Copy out each line below that has the word "RelayState" in it.

---- DATASET CONTENT

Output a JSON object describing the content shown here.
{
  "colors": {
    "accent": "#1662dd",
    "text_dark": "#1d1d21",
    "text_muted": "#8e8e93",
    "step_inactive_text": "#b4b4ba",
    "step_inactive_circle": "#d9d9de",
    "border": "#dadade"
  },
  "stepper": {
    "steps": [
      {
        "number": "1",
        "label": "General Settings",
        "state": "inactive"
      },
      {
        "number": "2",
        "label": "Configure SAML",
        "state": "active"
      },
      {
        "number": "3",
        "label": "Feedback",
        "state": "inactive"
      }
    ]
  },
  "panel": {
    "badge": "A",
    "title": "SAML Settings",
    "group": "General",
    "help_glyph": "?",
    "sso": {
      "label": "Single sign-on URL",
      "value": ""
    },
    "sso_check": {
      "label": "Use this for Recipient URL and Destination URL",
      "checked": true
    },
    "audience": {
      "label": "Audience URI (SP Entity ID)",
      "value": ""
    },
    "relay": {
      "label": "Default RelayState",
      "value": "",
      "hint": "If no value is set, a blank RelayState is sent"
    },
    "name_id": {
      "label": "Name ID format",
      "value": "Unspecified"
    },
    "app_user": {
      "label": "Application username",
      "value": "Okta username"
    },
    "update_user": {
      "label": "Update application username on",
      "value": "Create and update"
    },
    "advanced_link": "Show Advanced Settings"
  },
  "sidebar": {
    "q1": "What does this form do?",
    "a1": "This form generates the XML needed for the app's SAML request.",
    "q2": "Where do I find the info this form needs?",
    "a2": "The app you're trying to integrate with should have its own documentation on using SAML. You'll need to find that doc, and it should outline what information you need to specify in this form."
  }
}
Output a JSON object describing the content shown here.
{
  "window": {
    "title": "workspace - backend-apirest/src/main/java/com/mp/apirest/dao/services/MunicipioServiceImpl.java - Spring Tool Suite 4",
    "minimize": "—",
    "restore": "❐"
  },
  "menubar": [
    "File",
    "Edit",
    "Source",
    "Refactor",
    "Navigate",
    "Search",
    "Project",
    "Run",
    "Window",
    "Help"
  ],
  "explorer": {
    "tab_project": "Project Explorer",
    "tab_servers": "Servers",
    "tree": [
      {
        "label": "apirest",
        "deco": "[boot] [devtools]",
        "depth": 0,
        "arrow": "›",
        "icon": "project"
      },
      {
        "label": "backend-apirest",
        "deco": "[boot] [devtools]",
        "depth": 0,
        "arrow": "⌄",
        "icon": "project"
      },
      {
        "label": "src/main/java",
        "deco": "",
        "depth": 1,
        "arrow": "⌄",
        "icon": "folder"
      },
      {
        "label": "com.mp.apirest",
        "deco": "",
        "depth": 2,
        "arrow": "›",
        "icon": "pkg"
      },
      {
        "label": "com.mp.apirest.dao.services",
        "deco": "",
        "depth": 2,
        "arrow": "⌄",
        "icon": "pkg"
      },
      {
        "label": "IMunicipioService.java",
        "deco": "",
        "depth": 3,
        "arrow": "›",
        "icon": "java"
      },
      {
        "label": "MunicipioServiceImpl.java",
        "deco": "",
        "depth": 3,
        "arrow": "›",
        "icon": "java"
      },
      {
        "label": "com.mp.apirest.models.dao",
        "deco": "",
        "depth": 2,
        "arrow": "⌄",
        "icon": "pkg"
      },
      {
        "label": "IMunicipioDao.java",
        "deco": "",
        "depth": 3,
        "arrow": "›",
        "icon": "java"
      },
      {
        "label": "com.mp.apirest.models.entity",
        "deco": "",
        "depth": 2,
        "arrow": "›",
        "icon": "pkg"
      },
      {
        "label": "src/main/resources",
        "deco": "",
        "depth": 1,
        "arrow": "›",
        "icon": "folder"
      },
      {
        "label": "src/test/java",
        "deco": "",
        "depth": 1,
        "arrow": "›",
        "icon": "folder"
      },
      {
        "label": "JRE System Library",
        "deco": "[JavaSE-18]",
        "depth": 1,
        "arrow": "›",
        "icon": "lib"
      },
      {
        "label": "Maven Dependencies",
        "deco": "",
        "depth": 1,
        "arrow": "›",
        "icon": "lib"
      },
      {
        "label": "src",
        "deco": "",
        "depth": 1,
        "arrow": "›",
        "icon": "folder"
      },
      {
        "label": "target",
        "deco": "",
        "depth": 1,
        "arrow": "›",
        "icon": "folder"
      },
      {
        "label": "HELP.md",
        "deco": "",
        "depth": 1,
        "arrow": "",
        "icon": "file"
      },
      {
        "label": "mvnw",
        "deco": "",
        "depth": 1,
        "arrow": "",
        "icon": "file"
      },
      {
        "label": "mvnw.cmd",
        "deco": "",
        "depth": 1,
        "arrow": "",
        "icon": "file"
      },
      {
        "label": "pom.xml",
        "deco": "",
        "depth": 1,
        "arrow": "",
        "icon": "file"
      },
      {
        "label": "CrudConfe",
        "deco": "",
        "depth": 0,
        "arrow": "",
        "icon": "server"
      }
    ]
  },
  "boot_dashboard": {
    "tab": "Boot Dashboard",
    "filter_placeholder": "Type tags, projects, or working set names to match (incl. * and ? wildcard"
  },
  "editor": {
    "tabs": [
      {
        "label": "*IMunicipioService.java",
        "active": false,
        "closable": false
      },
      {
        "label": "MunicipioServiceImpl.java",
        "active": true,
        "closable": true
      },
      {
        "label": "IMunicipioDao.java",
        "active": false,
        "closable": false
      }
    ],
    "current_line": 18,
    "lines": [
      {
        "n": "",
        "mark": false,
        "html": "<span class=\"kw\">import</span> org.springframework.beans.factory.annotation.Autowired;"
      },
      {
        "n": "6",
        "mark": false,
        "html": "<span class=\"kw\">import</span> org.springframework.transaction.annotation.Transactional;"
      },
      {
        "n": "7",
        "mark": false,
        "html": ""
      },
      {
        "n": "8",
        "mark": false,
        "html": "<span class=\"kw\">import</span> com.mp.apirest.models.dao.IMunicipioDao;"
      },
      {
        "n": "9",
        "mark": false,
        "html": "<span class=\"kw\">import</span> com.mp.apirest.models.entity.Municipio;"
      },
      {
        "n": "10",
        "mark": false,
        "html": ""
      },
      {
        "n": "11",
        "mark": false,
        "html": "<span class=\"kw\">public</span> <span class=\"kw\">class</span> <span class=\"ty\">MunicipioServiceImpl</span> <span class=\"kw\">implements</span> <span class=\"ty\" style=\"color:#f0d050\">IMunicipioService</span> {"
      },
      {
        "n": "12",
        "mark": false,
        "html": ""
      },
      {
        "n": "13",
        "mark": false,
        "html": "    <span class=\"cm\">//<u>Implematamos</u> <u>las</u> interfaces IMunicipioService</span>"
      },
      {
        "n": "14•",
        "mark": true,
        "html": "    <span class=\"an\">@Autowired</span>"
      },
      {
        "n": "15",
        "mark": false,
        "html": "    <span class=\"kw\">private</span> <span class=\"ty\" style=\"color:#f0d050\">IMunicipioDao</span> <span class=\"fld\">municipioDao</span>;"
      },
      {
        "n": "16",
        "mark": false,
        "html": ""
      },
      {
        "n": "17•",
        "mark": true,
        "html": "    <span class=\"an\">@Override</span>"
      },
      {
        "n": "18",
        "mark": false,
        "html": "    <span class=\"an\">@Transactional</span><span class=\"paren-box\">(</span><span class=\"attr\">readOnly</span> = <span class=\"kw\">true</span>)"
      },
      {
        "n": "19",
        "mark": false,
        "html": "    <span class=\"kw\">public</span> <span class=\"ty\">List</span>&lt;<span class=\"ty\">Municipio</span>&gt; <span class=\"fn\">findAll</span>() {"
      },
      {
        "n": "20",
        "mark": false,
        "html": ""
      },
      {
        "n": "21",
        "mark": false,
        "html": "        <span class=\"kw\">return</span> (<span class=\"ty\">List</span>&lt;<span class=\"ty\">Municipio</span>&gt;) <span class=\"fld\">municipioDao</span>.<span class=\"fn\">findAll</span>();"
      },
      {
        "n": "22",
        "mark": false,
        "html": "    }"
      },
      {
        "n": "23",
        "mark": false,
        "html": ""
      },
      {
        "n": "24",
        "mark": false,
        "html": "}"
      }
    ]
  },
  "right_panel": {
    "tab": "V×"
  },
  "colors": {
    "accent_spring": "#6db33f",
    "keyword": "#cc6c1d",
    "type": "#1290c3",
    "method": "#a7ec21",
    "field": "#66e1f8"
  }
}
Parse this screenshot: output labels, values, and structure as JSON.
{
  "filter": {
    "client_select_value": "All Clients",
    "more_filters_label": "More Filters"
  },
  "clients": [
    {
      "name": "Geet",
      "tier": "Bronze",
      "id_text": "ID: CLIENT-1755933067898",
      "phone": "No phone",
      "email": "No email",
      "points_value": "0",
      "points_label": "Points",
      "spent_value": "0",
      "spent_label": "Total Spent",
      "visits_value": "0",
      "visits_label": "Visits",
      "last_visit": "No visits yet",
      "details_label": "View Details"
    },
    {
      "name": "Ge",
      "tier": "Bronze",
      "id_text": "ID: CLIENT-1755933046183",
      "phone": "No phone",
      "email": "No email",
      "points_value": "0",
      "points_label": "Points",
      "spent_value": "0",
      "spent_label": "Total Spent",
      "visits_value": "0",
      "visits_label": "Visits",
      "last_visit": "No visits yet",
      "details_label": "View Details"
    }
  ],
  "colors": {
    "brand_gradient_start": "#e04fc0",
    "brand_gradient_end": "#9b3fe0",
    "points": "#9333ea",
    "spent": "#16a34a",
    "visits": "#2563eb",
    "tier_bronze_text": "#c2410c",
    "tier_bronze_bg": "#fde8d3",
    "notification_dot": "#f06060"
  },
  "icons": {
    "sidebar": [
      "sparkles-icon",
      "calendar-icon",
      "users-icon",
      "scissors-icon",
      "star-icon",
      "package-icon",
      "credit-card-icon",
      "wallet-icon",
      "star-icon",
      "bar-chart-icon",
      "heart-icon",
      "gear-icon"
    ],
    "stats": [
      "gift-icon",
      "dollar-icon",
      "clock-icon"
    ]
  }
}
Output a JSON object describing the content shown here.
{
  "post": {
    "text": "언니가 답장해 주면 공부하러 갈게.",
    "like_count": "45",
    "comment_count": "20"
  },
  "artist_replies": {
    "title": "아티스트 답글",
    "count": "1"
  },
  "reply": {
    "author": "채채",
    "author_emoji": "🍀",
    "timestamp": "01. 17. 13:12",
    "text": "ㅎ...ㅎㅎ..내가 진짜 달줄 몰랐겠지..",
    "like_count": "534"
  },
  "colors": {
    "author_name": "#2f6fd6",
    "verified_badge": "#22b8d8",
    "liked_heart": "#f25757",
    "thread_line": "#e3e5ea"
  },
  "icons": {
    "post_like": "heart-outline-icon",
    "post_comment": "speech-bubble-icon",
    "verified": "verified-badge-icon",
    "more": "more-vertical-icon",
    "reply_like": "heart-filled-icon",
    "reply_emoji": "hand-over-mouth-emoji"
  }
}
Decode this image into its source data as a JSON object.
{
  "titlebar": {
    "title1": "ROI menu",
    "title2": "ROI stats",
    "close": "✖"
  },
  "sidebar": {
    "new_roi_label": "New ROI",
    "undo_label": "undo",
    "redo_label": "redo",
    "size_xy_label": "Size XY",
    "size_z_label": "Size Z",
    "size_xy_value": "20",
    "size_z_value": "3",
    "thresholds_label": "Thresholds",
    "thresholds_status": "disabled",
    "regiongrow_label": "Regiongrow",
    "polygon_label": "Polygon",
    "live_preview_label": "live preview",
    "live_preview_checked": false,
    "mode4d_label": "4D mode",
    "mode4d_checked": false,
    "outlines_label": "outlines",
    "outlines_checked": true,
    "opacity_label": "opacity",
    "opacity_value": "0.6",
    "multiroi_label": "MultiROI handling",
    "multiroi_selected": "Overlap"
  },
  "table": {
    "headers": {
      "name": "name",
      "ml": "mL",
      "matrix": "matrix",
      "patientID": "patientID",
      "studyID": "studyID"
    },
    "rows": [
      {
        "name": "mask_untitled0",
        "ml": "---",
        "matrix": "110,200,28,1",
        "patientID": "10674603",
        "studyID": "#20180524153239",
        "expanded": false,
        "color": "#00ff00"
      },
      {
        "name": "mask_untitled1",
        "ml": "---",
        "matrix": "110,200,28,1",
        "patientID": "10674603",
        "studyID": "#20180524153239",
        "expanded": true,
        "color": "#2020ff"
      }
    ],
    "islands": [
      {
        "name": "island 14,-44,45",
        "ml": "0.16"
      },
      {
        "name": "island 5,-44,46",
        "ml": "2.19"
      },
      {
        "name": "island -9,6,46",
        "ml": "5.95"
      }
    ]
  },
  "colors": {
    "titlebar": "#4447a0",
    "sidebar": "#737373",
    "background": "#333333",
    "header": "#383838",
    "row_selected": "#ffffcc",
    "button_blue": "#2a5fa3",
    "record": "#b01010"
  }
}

--------

**SOLUTION TO THIS TASK**
      "label": "Default RelayState",
      "hint": "If no value is set, a blank RelayState is sent"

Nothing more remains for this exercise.